--- Passage shown ---
You can’t avoid these payments. HMRC will send you a notice if you’re required to pay in installments. If you miss one, you’ll get charged interest from the day it was due. No warnings. No grace periods.

Split image: freelancer checking HMRC payments and corporate team reviewing quarterly tax installments.

Payments on Account for Self-Employed and High-Income Earners

If you’re self-employed, a contractor, or earn rental income, you file a Self Assessment tax return. If your total tax bill (after deductions) is over £1,000, HMRC will automatically set up Payments on Account.

These are two equal installments:

  • First payment: January 31 (during the tax year)
  • Second payment: July 31 (midway through the next tax year)

Each payment is half of what you owed the previous year. So if you paid £4,000 in income tax for 2024-2025, you’ll pay £2,000 on January 31, 2026, and another £2,000 on July 31, 2026.
--- Supplied information ---
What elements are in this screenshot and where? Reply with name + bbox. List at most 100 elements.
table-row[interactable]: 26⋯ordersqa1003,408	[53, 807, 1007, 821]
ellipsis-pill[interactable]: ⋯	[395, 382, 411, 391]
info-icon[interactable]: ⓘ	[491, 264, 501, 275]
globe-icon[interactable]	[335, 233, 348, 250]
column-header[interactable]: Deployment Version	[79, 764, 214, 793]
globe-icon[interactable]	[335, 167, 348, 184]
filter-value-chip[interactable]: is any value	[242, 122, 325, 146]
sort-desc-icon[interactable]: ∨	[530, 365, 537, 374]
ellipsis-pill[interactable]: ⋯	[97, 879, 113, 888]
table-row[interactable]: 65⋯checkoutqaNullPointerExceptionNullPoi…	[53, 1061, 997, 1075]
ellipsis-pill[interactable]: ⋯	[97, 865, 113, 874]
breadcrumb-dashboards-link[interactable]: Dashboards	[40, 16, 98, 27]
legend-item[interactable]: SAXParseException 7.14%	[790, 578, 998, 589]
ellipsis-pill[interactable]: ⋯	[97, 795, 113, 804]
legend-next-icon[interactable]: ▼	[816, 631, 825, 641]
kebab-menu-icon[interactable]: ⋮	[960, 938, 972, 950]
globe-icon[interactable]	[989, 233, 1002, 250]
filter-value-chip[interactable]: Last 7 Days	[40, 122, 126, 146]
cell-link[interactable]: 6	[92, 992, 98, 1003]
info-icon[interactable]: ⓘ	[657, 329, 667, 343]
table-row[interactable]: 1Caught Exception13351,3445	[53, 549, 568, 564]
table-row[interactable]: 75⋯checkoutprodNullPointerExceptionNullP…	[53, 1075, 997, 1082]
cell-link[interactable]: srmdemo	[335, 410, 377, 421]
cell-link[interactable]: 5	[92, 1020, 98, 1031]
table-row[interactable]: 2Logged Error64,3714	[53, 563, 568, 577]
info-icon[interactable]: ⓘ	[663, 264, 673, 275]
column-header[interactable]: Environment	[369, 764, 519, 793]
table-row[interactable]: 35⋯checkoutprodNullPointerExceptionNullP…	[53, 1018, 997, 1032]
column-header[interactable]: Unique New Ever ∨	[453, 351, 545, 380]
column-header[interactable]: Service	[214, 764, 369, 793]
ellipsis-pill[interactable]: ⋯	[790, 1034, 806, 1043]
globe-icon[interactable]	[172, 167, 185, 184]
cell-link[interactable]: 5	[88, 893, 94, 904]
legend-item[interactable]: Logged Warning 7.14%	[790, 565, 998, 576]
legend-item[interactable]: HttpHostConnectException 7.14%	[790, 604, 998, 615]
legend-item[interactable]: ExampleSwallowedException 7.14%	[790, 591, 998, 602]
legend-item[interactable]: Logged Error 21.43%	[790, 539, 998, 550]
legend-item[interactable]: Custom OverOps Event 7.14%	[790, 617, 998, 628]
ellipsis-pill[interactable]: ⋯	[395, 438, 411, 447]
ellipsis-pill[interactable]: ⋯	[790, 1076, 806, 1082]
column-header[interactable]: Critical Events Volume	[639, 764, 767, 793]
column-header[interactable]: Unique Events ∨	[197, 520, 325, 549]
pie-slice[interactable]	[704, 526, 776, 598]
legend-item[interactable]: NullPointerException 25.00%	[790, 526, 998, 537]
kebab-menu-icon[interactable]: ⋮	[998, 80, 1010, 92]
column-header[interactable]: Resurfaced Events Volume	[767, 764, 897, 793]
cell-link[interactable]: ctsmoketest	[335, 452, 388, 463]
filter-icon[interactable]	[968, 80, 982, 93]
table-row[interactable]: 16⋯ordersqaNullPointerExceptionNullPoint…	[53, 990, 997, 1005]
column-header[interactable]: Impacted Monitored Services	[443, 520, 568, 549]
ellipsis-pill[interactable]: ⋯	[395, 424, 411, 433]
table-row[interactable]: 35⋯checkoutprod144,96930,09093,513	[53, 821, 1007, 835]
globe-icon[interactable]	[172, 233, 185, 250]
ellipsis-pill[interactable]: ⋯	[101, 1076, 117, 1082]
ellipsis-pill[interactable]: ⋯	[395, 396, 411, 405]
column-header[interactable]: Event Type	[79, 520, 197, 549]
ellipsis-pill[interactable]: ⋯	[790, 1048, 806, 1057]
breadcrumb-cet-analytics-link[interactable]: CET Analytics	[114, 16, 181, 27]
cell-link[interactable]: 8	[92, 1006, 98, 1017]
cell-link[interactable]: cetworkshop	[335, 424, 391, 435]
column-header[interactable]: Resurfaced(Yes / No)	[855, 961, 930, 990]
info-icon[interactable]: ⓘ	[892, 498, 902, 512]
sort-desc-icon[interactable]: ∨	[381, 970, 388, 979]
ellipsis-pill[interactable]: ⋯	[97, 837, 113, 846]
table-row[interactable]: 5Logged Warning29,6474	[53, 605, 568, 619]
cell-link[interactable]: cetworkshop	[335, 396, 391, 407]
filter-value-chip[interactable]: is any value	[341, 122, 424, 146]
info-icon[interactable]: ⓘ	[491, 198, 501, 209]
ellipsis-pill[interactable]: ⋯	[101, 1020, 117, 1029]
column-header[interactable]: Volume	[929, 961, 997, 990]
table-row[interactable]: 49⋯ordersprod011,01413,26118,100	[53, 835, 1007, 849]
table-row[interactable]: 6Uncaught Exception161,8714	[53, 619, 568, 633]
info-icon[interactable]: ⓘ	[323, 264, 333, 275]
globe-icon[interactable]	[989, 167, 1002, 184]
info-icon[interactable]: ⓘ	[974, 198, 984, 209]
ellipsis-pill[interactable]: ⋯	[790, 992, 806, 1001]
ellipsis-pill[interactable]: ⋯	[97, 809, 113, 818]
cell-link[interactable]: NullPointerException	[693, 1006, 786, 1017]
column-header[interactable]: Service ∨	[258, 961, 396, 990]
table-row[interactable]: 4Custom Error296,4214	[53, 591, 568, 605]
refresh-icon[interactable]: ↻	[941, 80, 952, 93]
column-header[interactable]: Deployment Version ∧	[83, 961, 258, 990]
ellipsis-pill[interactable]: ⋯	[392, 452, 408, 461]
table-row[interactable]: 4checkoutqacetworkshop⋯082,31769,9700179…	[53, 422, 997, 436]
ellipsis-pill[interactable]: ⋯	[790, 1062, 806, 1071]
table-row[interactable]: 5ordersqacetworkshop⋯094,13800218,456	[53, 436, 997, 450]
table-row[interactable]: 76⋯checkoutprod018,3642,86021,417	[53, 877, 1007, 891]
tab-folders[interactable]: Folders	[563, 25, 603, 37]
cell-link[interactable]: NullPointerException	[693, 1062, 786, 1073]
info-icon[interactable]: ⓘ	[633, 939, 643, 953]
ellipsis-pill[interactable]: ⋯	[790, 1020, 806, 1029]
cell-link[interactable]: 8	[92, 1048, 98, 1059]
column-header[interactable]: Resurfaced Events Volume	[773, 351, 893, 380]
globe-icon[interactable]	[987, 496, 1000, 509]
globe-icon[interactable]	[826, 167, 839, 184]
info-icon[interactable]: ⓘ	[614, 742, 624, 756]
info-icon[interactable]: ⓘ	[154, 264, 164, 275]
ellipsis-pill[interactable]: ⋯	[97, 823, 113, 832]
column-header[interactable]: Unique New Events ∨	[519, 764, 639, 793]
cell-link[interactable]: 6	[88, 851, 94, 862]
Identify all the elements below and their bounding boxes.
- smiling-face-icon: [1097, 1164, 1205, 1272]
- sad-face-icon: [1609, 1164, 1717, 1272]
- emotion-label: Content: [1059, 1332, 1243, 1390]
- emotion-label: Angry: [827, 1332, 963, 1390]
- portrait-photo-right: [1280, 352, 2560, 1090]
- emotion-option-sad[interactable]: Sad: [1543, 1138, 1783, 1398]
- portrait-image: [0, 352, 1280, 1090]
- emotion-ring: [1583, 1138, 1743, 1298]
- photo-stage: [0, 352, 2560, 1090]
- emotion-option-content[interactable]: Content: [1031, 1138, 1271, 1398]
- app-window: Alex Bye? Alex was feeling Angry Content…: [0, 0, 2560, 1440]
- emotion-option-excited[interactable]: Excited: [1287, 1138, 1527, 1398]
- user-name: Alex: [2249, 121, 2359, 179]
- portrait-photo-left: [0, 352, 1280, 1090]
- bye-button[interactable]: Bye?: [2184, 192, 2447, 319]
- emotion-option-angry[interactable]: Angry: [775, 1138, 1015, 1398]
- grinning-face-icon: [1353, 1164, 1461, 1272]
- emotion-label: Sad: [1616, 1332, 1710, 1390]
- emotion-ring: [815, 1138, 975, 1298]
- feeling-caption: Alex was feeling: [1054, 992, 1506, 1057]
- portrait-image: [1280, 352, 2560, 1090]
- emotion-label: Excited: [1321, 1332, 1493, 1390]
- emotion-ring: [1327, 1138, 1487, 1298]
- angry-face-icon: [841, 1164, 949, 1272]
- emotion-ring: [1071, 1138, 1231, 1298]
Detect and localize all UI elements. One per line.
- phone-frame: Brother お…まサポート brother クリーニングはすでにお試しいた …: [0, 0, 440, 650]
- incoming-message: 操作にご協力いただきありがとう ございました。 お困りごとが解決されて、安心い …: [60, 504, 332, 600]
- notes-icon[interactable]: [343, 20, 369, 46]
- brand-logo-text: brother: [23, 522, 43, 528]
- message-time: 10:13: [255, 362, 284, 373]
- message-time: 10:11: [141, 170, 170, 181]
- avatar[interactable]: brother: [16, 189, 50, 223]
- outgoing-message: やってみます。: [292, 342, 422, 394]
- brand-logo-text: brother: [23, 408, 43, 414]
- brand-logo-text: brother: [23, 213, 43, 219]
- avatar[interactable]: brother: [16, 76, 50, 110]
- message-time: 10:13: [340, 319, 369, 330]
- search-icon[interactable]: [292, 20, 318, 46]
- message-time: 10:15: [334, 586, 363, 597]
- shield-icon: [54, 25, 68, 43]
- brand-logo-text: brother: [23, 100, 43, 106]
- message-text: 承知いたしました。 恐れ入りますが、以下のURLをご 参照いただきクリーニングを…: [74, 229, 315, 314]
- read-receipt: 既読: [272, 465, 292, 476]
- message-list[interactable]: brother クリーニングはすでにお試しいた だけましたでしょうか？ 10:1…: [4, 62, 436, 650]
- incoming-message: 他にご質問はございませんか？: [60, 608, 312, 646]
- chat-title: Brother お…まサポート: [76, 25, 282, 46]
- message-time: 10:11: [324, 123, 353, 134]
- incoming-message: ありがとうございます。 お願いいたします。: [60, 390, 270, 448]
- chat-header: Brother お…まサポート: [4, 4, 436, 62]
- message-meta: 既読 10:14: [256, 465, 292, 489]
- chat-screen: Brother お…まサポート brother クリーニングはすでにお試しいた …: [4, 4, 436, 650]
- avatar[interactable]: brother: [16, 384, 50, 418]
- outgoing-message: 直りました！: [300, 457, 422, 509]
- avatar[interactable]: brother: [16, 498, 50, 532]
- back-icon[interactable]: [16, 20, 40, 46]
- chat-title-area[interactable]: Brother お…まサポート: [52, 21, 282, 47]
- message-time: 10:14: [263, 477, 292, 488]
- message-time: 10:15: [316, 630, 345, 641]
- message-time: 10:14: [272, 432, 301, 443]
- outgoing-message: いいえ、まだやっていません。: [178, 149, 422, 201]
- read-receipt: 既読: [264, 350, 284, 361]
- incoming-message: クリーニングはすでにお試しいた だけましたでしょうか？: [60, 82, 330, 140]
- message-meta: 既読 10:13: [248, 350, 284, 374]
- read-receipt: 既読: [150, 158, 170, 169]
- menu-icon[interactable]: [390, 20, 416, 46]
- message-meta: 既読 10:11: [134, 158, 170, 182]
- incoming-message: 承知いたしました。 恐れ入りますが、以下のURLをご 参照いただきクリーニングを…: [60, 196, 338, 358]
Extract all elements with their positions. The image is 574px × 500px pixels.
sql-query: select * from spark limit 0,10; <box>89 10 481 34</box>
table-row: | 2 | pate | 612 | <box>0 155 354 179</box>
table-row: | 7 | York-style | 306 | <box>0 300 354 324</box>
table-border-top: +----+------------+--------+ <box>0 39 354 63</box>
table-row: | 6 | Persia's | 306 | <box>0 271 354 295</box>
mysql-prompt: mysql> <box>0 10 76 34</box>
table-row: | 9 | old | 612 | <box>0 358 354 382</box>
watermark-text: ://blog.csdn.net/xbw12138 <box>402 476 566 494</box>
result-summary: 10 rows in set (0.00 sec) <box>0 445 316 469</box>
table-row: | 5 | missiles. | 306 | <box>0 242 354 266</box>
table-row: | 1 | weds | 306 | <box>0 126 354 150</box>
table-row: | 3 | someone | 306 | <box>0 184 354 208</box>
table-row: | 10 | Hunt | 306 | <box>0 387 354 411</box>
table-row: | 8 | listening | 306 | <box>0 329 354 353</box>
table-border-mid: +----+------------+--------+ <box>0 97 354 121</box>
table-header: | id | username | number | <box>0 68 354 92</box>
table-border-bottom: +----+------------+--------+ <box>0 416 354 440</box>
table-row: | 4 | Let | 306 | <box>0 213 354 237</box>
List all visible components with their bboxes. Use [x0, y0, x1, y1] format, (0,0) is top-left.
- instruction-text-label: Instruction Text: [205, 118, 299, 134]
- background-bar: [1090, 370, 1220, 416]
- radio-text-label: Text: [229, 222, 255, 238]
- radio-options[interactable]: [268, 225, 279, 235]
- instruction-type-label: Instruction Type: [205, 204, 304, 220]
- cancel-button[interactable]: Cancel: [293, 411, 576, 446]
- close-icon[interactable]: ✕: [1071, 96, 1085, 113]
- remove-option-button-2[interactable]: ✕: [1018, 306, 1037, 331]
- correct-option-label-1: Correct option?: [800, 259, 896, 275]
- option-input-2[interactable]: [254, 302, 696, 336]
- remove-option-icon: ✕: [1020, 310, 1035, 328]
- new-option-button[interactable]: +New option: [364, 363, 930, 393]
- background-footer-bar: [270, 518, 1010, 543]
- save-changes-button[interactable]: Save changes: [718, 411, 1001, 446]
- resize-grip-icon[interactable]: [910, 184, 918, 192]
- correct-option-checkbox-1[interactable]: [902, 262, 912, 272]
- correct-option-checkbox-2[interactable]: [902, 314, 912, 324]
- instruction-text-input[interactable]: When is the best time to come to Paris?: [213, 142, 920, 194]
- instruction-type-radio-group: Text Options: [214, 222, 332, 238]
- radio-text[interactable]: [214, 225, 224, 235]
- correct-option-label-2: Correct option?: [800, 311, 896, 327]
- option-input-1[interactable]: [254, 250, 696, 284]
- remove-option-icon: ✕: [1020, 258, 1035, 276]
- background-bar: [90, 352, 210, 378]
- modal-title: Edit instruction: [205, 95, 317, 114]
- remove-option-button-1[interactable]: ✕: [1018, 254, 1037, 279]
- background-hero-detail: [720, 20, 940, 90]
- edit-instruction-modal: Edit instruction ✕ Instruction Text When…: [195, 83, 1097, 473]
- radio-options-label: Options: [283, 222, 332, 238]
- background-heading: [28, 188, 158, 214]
---
_Exercise set_
A. Rewrite the HMRC payments passage from "These are two" up to and including "July 31, 2026.", replacing "midway through" with "halfway through".
B. According to the HMRC payments passage, how large must a total tax bill after deductions be for HMRC to set up Payments on Account automatically?
C. Continue the passage on HMRC Payments on Account from where it stops.

_Answers for this exercise_
A.
These are two equal installments:

  • First payment: January 31 (during the tax year)
  • Second payment: July 31 (halfway through the next tax year)

Each payment is half of what you owed the previous year. So if you paid £4,000 in income tax for 2024-2025, you’ll pay £2,000 on January 31, 2026, and another £2,000 on July 31, 2026.

B. Over £1,000.

C.
But here’s what most people get wrong: these aren’t your final tax bill. They’re estimates. When you file your next Self Assessment return (by January 31, 2027), HMRC will calculate your actual tax for 2025-2026. If you paid too much, you get a refund. If you paid too little, you owe the rest - plus any balancing payment due January 31, 2027.

You can reduce or cancel Payments on Account if you expect your income to drop. For example, if you’re retiring or your business is slowing down, you can apply to HMRC to lower your payments. Use form SA303 or log into your online HMRC account.

How to Pay Your Taxes

HMRC accepts several payment methods. But not all are created equal.

  • Bank transfer (BACS): Free, reliable, and takes 3-5 working days. Best for large payments.
  • Debit or corporate credit card: Instant, but HMRC charges a 0.4% fee. Only use if you need to pay immediately.
  • Direct Debit: Set up automatic payments. You control the date and amount. Great for Payments on Account.
  • Online banking: Pay through your bank’s app using HMRC’s payment reference number. Always double-check the reference - if it’s wrong, your payment won’t be matched.
  • CHAPS: Same-day transfer. Costs £25-£30. Only use if you’re paying the day before the deadline and need guaranteed clearance.

Never use cash or checks. HMRC doesn’t accept them anymore. And don’t wait until the last day. Payment processing takes time. If you pay on January 31 at 11:59 PM, it might not clear until February 1. That’s late. Set a reminder to pay at least three business days before the deadline.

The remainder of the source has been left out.